> _TASK TO CARRY OUT_:
Within the listing below, how many lines hold the string "Meshram"? Only the number is wanted.

> _WORKING DATA_:
——

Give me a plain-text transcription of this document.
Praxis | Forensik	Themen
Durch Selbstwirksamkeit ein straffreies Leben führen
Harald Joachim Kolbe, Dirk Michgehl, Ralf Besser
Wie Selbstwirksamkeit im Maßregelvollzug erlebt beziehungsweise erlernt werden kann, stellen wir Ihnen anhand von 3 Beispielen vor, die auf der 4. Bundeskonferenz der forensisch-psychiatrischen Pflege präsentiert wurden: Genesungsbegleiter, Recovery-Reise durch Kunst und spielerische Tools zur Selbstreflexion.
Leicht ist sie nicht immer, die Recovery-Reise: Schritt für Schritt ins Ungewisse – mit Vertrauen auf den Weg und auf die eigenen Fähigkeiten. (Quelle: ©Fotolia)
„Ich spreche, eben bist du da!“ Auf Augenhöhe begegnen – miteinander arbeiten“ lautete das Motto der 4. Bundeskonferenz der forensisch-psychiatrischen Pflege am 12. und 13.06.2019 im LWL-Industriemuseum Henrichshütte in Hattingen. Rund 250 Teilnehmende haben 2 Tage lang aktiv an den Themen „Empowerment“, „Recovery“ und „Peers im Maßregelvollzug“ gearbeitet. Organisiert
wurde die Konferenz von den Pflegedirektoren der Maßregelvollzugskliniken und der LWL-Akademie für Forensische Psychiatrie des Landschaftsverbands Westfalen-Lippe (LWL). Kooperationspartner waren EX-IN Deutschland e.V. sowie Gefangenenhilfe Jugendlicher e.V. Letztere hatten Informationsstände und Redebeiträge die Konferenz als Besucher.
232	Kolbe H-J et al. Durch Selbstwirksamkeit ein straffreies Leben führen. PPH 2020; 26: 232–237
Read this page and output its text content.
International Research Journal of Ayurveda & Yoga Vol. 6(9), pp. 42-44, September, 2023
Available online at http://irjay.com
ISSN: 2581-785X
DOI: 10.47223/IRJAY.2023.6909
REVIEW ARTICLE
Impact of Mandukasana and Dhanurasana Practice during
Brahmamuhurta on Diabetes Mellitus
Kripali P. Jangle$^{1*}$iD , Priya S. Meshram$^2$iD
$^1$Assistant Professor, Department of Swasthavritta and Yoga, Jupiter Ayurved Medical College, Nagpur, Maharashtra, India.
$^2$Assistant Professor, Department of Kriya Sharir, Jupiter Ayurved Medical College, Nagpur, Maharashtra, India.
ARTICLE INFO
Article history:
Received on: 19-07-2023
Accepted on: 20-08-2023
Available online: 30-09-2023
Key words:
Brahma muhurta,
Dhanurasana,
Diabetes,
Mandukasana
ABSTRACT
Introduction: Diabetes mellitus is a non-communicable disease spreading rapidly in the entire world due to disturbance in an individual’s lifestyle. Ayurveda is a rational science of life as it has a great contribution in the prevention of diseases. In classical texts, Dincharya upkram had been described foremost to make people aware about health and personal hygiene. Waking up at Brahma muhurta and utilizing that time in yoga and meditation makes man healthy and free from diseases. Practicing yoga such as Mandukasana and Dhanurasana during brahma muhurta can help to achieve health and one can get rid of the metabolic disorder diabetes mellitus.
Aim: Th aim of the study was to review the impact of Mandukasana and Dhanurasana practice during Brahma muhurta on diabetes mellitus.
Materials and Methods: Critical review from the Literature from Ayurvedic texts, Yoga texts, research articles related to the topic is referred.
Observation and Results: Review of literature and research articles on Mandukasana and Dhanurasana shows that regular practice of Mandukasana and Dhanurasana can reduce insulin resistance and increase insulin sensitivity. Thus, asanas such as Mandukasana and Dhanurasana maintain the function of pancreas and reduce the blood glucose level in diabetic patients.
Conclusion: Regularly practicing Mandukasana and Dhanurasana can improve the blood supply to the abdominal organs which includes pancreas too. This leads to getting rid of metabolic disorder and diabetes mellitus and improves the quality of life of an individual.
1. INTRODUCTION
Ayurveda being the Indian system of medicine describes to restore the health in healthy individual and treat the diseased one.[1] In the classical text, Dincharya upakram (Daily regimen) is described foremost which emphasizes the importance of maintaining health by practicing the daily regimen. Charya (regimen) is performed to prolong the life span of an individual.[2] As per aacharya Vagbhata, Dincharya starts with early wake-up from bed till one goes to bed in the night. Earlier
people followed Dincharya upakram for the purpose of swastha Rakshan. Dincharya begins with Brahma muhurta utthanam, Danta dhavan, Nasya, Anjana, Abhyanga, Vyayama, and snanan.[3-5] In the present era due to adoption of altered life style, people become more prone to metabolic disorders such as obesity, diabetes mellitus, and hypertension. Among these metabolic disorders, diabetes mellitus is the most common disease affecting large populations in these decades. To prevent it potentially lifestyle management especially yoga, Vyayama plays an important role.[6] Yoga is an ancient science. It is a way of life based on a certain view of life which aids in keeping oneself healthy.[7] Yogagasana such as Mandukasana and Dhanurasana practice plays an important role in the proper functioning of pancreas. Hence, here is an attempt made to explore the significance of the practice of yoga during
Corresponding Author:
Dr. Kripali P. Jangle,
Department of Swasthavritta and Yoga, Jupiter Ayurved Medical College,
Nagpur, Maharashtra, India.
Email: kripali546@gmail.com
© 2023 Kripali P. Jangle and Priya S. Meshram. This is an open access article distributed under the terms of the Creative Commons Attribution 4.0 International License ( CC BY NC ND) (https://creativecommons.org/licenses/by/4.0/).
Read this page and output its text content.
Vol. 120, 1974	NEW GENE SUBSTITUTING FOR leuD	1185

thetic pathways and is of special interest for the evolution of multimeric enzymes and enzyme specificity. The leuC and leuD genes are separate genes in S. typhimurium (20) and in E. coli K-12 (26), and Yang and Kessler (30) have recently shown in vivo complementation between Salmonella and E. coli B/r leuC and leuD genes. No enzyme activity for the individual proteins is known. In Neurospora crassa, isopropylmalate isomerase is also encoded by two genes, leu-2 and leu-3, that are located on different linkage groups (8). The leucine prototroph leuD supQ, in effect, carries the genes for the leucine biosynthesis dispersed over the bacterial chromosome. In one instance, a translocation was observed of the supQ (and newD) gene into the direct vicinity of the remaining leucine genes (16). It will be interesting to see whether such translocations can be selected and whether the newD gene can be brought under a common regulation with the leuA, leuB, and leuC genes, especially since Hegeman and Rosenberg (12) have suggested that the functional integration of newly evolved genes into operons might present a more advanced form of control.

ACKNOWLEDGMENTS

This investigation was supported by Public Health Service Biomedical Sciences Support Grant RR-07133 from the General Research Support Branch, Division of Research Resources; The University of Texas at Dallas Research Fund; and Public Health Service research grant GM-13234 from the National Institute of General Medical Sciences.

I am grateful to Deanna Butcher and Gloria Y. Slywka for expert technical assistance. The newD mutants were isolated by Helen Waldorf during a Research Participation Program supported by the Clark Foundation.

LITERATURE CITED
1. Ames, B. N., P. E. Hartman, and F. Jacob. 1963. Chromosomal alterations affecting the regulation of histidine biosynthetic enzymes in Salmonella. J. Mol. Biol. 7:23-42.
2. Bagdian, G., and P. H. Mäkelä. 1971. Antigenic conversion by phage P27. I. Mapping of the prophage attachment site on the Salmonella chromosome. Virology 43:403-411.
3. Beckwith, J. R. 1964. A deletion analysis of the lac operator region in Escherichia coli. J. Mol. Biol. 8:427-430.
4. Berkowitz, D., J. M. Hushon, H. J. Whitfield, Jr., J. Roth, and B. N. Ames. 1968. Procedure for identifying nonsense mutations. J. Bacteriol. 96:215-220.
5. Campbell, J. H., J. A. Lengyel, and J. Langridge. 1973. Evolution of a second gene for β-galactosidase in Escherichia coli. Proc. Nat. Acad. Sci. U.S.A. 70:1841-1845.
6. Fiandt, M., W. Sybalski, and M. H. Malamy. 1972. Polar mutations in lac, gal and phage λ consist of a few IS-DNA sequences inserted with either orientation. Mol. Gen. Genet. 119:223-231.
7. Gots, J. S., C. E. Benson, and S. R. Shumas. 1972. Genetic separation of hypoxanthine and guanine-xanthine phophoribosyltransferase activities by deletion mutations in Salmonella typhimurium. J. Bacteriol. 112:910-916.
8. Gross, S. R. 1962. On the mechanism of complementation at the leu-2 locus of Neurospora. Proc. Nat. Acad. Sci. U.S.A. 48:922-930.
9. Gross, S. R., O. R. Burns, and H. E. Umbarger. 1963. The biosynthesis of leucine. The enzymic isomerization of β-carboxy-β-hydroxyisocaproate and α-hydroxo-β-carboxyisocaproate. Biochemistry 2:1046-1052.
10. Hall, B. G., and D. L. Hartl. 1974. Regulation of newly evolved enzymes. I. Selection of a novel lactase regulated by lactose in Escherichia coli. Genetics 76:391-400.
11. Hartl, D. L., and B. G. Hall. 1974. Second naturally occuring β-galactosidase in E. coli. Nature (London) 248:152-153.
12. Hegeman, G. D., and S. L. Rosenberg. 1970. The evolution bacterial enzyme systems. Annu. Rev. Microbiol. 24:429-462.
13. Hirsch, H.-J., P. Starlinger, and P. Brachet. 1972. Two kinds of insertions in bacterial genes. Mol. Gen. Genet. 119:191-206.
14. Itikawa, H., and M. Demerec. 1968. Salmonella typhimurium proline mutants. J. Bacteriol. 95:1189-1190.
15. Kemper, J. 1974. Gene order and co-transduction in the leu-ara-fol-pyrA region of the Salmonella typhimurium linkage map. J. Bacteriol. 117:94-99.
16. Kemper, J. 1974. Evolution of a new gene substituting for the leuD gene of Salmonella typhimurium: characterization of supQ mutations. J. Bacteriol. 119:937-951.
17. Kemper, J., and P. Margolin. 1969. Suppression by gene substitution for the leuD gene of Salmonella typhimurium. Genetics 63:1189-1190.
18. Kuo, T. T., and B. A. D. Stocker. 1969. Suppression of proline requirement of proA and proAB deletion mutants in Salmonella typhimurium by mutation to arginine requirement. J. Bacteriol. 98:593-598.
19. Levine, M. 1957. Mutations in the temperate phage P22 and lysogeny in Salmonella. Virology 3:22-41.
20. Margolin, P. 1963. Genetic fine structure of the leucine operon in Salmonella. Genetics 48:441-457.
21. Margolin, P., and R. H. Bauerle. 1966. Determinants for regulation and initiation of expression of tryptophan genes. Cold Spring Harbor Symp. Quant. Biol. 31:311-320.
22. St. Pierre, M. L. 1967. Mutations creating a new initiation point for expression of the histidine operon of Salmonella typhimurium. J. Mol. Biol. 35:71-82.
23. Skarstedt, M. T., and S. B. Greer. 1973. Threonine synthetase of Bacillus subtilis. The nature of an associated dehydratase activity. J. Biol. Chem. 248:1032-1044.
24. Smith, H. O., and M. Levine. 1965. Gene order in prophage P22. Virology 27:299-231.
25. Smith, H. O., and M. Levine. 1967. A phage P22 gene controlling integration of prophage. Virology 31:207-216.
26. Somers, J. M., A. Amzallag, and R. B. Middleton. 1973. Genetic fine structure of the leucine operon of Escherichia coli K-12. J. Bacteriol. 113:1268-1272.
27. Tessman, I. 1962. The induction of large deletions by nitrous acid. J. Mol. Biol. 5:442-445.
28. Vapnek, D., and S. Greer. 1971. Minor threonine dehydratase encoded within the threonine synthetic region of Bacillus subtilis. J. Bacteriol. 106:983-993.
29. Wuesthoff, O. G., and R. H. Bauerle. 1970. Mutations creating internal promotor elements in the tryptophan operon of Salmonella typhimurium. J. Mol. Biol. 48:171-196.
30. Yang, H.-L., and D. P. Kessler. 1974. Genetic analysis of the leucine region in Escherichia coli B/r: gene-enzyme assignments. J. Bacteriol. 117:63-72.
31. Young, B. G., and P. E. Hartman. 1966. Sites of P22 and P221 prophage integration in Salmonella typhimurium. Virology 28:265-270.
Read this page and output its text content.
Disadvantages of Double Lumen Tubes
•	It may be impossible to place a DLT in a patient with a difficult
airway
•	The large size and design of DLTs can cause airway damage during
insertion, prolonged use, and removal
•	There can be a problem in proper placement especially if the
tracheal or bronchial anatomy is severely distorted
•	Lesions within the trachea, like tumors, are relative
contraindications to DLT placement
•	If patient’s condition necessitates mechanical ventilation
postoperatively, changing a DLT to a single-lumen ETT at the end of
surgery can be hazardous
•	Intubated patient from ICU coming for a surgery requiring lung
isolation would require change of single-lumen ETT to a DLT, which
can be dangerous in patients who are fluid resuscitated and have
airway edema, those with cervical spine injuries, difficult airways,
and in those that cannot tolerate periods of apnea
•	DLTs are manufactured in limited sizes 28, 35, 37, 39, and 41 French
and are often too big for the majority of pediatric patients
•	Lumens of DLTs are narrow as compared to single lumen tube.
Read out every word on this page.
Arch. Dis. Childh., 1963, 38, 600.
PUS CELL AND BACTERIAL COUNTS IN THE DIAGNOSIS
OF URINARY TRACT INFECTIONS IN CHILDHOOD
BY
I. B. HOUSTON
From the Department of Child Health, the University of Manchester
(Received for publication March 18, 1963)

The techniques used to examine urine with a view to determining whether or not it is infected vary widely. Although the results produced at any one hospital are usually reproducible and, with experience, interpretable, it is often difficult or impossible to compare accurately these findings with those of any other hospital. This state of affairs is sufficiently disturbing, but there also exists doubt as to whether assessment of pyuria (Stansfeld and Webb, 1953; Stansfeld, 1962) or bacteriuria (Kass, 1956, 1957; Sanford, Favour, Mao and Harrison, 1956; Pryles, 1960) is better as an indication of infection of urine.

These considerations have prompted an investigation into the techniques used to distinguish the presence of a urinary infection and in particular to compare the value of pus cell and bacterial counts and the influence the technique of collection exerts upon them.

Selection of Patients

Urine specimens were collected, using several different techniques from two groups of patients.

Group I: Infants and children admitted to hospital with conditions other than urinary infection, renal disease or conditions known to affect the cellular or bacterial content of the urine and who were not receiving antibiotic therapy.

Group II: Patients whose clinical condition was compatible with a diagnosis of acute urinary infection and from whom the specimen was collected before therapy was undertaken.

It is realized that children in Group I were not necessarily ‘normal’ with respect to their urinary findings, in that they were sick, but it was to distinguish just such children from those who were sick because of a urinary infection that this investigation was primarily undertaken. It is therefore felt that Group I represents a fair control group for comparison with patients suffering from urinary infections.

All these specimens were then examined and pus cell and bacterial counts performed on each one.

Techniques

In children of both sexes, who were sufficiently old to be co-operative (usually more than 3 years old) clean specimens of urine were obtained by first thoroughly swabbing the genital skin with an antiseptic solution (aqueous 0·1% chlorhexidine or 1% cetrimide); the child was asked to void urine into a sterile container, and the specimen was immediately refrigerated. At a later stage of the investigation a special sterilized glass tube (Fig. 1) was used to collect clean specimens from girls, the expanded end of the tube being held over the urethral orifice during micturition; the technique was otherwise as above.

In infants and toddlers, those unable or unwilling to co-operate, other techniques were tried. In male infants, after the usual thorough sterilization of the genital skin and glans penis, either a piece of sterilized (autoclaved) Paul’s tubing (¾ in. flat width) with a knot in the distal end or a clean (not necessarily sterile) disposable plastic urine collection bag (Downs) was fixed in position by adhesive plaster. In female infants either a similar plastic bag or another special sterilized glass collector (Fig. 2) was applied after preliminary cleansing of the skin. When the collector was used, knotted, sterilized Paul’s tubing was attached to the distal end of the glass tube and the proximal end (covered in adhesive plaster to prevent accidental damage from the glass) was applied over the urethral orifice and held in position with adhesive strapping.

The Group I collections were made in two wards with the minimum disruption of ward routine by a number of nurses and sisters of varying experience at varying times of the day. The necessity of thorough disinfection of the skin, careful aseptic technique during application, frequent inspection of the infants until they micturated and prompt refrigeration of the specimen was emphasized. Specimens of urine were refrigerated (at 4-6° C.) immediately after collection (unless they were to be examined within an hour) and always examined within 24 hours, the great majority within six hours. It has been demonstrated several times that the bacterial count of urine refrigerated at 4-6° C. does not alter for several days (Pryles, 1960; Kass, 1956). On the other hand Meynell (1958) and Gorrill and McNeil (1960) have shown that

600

——

> _YOUR SOLUTION_:
2